__Problem requirements__: Work out how many lines hold the string "this". Give that number and nothing more.

+===+

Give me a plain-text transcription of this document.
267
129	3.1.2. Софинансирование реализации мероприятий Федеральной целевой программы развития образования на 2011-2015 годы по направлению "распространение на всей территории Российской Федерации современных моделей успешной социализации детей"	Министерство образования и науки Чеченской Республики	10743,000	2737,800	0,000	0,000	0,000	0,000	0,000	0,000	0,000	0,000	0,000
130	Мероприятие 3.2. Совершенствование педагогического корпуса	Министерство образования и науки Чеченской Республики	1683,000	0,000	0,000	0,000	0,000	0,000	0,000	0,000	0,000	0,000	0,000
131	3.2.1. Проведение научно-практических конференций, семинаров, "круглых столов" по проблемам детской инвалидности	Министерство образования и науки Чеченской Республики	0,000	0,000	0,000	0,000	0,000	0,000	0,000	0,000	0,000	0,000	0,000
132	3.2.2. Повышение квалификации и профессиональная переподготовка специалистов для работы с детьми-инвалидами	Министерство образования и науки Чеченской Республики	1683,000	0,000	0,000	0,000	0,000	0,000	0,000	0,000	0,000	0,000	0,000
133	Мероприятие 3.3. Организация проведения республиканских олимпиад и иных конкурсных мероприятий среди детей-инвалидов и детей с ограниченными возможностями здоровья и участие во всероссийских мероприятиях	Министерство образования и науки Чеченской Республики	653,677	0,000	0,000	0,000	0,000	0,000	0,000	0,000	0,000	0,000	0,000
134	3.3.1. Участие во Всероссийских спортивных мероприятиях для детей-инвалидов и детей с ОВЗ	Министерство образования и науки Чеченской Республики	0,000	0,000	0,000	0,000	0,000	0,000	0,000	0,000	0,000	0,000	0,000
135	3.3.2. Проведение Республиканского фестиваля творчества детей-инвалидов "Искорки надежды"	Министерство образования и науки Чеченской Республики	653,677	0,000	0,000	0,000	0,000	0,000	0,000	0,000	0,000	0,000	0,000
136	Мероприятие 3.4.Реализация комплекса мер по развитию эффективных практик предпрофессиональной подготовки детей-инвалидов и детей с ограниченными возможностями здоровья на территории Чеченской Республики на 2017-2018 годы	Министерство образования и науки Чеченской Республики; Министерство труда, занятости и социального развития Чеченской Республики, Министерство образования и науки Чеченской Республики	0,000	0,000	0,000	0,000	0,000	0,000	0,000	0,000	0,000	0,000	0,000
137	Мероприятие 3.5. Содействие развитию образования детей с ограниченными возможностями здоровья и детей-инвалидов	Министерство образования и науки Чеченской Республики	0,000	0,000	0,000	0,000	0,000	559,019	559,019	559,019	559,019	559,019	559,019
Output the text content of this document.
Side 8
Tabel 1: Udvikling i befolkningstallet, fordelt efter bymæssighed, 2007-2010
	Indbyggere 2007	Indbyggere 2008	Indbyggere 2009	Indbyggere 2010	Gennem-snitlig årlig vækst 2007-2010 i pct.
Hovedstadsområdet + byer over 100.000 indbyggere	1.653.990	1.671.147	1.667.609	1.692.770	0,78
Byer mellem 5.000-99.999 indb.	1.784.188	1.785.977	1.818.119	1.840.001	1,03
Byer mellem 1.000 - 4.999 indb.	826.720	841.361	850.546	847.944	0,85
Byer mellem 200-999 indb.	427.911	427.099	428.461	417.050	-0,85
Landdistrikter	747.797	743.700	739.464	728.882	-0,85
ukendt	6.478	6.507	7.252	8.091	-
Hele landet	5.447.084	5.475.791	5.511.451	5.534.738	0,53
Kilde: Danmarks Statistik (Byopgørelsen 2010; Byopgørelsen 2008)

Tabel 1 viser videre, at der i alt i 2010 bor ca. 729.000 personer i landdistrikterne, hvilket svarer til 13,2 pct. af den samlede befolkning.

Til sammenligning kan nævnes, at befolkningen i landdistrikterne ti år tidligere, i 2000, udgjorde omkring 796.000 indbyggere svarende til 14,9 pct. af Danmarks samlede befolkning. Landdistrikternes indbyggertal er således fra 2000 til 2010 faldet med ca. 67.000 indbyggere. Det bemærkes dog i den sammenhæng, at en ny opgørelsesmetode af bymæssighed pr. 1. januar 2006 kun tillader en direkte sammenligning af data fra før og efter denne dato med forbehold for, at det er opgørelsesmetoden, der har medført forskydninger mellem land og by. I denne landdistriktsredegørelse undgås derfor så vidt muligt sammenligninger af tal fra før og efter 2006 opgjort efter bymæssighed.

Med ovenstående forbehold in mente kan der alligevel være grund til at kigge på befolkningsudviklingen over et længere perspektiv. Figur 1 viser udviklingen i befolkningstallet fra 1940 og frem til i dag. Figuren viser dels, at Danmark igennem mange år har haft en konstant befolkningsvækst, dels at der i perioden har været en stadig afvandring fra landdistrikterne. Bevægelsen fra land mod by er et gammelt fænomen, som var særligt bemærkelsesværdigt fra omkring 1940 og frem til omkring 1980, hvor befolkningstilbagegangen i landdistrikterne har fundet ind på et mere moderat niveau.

+===+

__Exercise output__: 2